■ Records provided:
---*---

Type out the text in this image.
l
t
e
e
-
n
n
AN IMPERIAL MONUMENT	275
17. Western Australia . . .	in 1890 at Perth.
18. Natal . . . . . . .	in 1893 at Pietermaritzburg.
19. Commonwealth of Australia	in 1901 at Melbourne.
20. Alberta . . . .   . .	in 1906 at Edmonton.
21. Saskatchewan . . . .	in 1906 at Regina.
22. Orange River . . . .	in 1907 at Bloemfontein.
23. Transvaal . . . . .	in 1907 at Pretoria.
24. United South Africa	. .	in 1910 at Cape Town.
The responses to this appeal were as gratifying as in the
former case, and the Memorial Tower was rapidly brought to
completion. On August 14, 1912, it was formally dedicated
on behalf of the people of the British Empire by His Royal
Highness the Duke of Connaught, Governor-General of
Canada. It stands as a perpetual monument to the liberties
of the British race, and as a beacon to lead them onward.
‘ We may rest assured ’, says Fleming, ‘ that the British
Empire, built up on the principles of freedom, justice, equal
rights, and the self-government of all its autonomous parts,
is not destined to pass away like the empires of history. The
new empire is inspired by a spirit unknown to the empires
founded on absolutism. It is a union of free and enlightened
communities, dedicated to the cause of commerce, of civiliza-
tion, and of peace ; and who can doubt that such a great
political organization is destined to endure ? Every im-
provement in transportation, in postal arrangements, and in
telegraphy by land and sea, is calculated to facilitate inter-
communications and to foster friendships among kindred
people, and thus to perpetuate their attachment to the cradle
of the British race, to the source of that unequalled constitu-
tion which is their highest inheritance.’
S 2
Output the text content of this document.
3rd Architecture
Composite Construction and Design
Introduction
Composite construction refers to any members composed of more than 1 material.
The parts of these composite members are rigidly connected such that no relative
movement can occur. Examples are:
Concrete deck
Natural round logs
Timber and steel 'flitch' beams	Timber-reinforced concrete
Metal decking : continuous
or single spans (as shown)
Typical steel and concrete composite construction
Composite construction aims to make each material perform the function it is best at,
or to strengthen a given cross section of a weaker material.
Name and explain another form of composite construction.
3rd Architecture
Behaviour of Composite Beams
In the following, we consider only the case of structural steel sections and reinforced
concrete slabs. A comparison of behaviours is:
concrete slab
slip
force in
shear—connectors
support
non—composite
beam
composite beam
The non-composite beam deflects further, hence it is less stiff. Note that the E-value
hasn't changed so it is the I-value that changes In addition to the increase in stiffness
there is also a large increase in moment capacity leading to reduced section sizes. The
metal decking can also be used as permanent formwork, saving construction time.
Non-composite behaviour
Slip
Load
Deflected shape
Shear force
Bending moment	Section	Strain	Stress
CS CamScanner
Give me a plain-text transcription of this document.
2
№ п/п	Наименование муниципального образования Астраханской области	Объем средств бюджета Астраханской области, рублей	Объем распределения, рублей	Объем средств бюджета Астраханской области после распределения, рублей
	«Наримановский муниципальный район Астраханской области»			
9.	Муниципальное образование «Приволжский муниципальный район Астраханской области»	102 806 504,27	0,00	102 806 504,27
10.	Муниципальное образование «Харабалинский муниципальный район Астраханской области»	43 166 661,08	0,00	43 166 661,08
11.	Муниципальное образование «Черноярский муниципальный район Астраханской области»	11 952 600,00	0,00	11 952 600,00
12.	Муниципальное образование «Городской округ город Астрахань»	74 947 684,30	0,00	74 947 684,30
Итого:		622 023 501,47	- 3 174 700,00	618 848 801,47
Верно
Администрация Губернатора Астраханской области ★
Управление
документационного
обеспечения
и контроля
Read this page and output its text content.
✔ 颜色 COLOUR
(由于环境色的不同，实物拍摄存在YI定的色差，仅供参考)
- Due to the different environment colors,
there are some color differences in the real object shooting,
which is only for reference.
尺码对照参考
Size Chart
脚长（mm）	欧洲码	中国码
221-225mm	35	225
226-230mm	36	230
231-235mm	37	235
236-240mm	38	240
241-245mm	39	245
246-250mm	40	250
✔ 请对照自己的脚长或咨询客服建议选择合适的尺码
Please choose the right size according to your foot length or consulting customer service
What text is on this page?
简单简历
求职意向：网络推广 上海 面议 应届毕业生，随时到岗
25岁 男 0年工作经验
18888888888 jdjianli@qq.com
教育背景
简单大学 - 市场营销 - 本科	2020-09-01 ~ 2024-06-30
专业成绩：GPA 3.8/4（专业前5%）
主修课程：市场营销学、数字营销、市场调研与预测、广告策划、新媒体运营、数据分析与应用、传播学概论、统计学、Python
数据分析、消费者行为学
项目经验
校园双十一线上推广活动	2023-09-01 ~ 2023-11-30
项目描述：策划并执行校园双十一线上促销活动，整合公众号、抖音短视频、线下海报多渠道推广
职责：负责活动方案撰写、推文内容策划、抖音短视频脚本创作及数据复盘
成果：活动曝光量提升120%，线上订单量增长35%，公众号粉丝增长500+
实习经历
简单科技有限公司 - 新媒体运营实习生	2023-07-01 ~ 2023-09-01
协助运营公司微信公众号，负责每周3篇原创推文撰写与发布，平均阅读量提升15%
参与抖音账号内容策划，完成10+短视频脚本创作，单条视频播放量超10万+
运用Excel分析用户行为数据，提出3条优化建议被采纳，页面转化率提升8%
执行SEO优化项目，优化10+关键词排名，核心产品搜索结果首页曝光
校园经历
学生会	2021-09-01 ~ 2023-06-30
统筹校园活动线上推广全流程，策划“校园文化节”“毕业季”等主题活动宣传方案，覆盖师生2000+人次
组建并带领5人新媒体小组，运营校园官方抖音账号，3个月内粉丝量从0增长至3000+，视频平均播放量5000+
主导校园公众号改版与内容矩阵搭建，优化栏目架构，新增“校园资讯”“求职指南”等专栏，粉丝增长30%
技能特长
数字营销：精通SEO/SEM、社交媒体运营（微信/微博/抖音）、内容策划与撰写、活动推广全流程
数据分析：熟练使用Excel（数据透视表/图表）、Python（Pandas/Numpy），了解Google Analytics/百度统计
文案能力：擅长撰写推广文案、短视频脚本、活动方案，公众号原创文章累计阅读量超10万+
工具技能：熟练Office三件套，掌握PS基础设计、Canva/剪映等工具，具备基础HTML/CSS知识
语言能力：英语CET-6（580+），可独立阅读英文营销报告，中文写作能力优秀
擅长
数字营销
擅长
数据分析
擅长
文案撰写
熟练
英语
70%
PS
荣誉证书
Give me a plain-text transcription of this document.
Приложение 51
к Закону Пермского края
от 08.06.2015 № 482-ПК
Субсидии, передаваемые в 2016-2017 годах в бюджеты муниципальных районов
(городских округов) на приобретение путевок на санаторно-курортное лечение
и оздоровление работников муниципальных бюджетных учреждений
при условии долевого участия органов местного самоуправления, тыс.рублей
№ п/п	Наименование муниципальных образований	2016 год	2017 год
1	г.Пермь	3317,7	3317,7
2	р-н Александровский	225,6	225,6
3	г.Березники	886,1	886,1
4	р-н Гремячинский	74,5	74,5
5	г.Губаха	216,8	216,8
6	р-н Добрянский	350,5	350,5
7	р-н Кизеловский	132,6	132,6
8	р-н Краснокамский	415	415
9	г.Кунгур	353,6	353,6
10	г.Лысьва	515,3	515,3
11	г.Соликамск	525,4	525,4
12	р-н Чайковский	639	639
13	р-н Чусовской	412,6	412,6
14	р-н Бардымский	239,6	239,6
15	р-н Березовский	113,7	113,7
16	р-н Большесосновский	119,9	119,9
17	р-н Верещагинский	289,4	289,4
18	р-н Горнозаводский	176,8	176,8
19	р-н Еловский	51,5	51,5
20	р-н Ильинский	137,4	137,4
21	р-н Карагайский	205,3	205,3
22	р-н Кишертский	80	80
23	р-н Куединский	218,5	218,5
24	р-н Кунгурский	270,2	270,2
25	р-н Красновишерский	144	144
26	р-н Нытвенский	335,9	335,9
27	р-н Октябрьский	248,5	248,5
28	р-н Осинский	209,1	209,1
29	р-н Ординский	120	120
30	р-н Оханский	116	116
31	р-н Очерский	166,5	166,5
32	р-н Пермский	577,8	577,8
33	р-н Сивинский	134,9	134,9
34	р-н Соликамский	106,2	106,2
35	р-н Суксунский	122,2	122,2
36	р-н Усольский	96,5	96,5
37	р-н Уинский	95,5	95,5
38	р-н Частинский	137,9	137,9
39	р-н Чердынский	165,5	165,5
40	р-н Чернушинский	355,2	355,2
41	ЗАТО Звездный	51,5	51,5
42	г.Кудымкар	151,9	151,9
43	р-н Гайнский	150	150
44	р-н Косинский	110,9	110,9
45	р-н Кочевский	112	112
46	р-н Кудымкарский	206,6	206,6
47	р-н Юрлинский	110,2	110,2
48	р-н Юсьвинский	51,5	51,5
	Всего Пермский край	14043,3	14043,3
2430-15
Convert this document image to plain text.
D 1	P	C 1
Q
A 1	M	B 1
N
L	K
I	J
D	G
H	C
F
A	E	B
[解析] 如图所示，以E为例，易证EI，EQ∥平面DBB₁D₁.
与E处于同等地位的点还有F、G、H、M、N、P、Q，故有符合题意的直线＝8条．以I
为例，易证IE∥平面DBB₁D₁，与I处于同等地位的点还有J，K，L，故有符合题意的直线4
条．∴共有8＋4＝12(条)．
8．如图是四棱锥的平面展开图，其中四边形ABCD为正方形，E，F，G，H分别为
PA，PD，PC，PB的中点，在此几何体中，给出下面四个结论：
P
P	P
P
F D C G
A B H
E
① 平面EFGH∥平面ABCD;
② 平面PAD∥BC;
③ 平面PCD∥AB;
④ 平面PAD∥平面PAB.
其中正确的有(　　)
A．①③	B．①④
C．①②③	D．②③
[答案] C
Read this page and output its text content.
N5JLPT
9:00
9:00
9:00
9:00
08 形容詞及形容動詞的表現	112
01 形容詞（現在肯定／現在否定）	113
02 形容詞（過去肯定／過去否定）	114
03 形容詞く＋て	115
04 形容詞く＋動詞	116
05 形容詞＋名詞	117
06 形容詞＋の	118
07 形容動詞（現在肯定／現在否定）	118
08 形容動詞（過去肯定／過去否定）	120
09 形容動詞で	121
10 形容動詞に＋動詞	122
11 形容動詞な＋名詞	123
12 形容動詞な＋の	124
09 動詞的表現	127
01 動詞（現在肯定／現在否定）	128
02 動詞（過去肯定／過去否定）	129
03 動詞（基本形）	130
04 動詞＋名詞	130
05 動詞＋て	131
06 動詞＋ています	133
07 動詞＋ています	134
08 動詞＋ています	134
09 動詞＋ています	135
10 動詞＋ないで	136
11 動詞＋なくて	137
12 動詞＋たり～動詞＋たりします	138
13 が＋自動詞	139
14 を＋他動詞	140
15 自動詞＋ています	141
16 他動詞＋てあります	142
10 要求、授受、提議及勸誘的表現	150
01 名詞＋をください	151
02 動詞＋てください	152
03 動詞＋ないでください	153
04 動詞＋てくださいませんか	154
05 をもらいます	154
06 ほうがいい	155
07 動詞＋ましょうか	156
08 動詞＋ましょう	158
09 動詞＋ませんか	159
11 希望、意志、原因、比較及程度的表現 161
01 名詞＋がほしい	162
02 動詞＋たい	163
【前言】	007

---*---

■ Exercise goal:
Which lines run from the one containing "Convert this document image to plain text." to the end of the entries above? Quote exactly those, and only those.

■ Complete response:
Convert this document image to plain text.
D 1	P	C 1
Q
A 1	M	B 1
N
L	K
I	J
D	G
H	C
F
A	E	B
[解析] 如图所示，以E为例，易证EI，EQ∥平面DBB₁D₁.
与E处于同等地位的点还有F、G、H、M、N、P、Q，故有符合题意的直线＝8条．以I
为例，易证IE∥平面DBB₁D₁，与I处于同等地位的点还有J，K，L，故有符合题意的直线4
条．∴共有8＋4＝12(条)．
8．如图是四棱锥的平面展开图，其中四边形ABCD为正方形，E，F，G，H分别为
PA，PD，PC，PB的中点，在此几何体中，给出下面四个结论：
P
P	P
P
F D C G
A B H
E
① 平面EFGH∥平面ABCD;
② 平面PAD∥BC;
③ 平面PCD∥AB;
④ 平面PAD∥平面PAB.
其中正确的有(　　)
A．①③	B．①④
C．①②③	D．②③
[答案] C
Read this page and output its text content.
N5JLPT
9:00
9:00
9:00
9:00
08 形容詞及形容動詞的表現	112
01 形容詞（現在肯定／現在否定）	113
02 形容詞（過去肯定／過去否定）	114
03 形容詞く＋て	115
04 形容詞く＋動詞	116
05 形容詞＋名詞	117
06 形容詞＋の	118
07 形容動詞（現在肯定／現在否定）	118
08 形容動詞（過去肯定／過去否定）	120
09 形容動詞で	121
10 形容動詞に＋動詞	122
11 形容動詞な＋名詞	123
12 形容動詞な＋の	124
09 動詞的表現	127
01 動詞（現在肯定／現在否定）	128
02 動詞（過去肯定／過去否定）	129
03 動詞（基本形）	130
04 動詞＋名詞	130
05 動詞＋て	131
06 動詞＋ています	133
07 動詞＋ています	134
08 動詞＋ています	134
09 動詞＋ています	135
10 動詞＋ないで	136
11 動詞＋なくて	137
12 動詞＋たり～動詞＋たりします	138
13 が＋自動詞	139
14 を＋他動詞	140
15 自動詞＋ています	141
16 他動詞＋てあります	142
10 要求、授受、提議及勸誘的表現	150
01 名詞＋をください	151
02 動詞＋てください	152
03 動詞＋ないでください	153
04 動詞＋てくださいませんか	154
05 をもらいます	154
06 ほうがいい	155
07 動詞＋ましょうか	156
08 動詞＋ましょう	158
09 動詞＋ませんか	159
11 希望、意志、原因、比較及程度的表現 161
01 名詞＋がほしい	162
02 動詞＋たい	163
【前言】	007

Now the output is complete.